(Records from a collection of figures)
— start —

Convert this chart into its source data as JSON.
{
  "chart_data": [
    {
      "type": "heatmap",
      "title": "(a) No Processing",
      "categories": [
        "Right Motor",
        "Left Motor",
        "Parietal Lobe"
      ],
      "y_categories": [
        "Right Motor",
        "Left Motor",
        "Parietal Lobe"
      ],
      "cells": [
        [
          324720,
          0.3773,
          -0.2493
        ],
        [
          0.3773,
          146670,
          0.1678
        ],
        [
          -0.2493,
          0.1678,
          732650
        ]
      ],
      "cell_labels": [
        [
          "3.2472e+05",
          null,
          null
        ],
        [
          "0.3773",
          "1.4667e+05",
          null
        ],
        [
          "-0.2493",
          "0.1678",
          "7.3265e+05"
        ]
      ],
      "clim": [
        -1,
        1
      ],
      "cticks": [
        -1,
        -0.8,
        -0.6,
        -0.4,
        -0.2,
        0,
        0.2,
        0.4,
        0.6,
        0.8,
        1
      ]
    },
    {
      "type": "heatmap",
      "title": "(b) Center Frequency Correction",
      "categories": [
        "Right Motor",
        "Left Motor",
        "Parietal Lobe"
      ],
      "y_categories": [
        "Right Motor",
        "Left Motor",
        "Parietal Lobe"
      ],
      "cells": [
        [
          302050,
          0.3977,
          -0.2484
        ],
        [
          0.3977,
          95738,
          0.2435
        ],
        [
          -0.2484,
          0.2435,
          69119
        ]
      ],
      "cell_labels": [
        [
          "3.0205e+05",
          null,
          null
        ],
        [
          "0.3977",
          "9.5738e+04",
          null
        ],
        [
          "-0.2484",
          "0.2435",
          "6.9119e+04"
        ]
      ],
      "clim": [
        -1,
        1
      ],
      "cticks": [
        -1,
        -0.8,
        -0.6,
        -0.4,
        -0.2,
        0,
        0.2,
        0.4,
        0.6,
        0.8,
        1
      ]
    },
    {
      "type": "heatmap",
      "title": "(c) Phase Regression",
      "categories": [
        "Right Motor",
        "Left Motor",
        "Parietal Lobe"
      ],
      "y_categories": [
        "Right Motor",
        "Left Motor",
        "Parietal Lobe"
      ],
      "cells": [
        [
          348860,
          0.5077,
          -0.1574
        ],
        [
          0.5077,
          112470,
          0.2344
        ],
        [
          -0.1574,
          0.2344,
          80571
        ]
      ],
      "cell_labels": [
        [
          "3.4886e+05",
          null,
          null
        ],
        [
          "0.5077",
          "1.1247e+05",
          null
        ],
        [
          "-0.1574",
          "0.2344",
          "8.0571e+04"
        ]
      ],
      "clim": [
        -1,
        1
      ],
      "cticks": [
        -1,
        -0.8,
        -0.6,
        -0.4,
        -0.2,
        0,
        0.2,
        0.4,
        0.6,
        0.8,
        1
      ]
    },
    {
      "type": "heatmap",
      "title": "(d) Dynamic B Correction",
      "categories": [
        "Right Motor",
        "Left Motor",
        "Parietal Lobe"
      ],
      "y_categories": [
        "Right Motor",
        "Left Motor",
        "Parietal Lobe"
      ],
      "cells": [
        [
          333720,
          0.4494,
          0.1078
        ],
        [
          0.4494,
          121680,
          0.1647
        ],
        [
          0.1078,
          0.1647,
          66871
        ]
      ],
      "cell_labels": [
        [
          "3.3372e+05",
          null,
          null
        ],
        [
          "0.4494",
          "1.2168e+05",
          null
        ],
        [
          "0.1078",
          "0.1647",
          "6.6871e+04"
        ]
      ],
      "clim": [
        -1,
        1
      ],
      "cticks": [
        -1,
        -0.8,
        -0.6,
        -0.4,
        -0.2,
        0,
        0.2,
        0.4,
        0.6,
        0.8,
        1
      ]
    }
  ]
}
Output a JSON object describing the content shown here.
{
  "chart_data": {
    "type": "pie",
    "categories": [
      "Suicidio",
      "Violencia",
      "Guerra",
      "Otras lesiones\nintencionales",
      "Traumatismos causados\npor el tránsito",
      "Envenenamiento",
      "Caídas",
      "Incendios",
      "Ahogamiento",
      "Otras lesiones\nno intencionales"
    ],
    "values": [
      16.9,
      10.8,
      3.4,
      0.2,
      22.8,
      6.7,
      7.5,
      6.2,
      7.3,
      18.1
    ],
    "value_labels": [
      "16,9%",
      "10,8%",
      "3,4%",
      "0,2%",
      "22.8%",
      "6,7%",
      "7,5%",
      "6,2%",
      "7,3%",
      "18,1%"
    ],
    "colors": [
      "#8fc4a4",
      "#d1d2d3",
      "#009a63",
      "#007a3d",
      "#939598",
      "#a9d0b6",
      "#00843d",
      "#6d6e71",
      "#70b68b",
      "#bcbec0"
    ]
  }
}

— end —

Problem to work on —
Each record above should be output again exactly.

Solved exercise —
Convert this chart into its source data as JSON.
{
  "chart_data": [
    {
      "type": "heatmap",
      "title": "(a) No Processing",
      "categories": [
        "Right Motor",
        "Left Motor",
        "Parietal Lobe"
      ],
      "y_categories": [
        "Right Motor",
        "Left Motor",
        "Parietal Lobe"
      ],
      "cells": [
        [
          324720,
          0.3773,
          -0.2493
        ],
        [
          0.3773,
          146670,
          0.1678
        ],
        [
          -0.2493,
          0.1678,
          732650
        ]
      ],
      "cell_labels": [
        [
          "3.2472e+05",
          null,
          null
        ],
        [
          "0.3773",
          "1.4667e+05",
          null
        ],
        [
          "-0.2493",
          "0.1678",
          "7.3265e+05"
        ]
      ],
      "clim": [
        -1,
        1
      ],
      "cticks": [
        -1,
        -0.8,
        -0.6,
        -0.4,
        -0.2,
        0,
        0.2,
        0.4,
        0.6,
        0.8,
        1
      ]
    },
    {
      "type": "heatmap",
      "title": "(b) Center Frequency Correction",
      "categories": [
        "Right Motor",
        "Left Motor",
        "Parietal Lobe"
      ],
      "y_categories": [
        "Right Motor",
        "Left Motor",
        "Parietal Lobe"
      ],
      "cells": [
        [
          302050,
          0.3977,
          -0.2484
        ],
        [
          0.3977,
          95738,
          0.2435
        ],
        [
          -0.2484,
          0.2435,
          69119
        ]
      ],
      "cell_labels": [
        [
          "3.0205e+05",
          null,
          null
        ],
        [
          "0.3977",
          "9.5738e+04",
          null
        ],
        [
          "-0.2484",
          "0.2435",
          "6.9119e+04"
        ]
      ],
      "clim": [
        -1,
        1
      ],
      "cticks": [
        -1,
        -0.8,
        -0.6,
        -0.4,
        -0.2,
        0,
        0.2,
        0.4,
        0.6,
        0.8,
        1
      ]
    },
    {
      "type": "heatmap",
      "title": "(c) Phase Regression",
      "categories": [
        "Right Motor",
        "Left Motor",
        "Parietal Lobe"
      ],
      "y_categories": [
        "Right Motor",
        "Left Motor",
        "Parietal Lobe"
      ],
      "cells": [
        [
          348860,
          0.5077,
          -0.1574
        ],
        [
          0.5077,
          112470,
          0.2344
        ],
        [
          -0.1574,
          0.2344,
          80571
        ]
      ],
      "cell_labels": [
        [
          "3.4886e+05",
          null,
          null
        ],
        [
          "0.5077",
          "1.1247e+05",
          null
        ],
        [
          "-0.1574",
          "0.2344",
          "8.0571e+04"
        ]
      ],
      "clim": [
        -1,
        1
      ],
      "cticks": [
        -1,
        -0.8,
        -0.6,
        -0.4,
        -0.2,
        0,
        0.2,
        0.4,
        0.6,
        0.8,
        1
      ]
    },
    {
      "type": "heatmap",
      "title": "(d) Dynamic B Correction",
      "categories": [
        "Right Motor",
        "Left Motor",
        "Parietal Lobe"
      ],
      "y_categories": [
        "Right Motor",
        "Left Motor",
        "Parietal Lobe"
      ],
      "cells": [
        [
          333720,
          0.4494,
          0.1078
        ],
        [
          0.4494,
          121680,
          0.1647
        ],
        [
          0.1078,
          0.1647,
          66871
        ]
      ],
      "cell_labels": [
        [
          "3.3372e+05",
          null,
          null
        ],
        [
          "0.4494",
          "1.2168e+05",
          null
        ],
        [
          "0.1078",
          "0.1647",
          "6.6871e+04"
        ]
      ],
      "clim": [
        -1,
        1
      ],
      "cticks": [
        -1,
        -0.8,
        -0.6,
        -0.4,
        -0.2,
        0,
        0.2,
        0.4,
        0.6,
        0.8,
        1
      ]
    }
  ]
}
Output a JSON object describing the content shown here.
{
  "chart_data": {
    "type": "pie",
    "categories": [
      "Suicidio",
      "Violencia",
      "Guerra",
      "Otras lesiones\nintencionales",
      "Traumatismos causados\npor el tránsito",
      "Envenenamiento",
      "Caídas",
      "Incendios",
      "Ahogamiento",
      "Otras lesiones\nno intencionales"
    ],
    "values": [
      16.9,
      10.8,
      3.4,
      0.2,
      22.8,
      6.7,
      7.5,
      6.2,
      7.3,
      18.1
    ],
    "value_labels": [
      "16,9%",
      "10,8%",
      "3,4%",
      "0,2%",
      "22.8%",
      "6,7%",
      "7,5%",
      "6,2%",
      "7,3%",
      "18,1%"
    ],
    "colors": [
      "#8fc4a4",
      "#d1d2d3",
      "#009a63",
      "#007a3d",
      "#939598",
      "#a9d0b6",
      "#00843d",
      "#6d6e71",
      "#70b68b",
      "#bcbec0"
    ]
  }
}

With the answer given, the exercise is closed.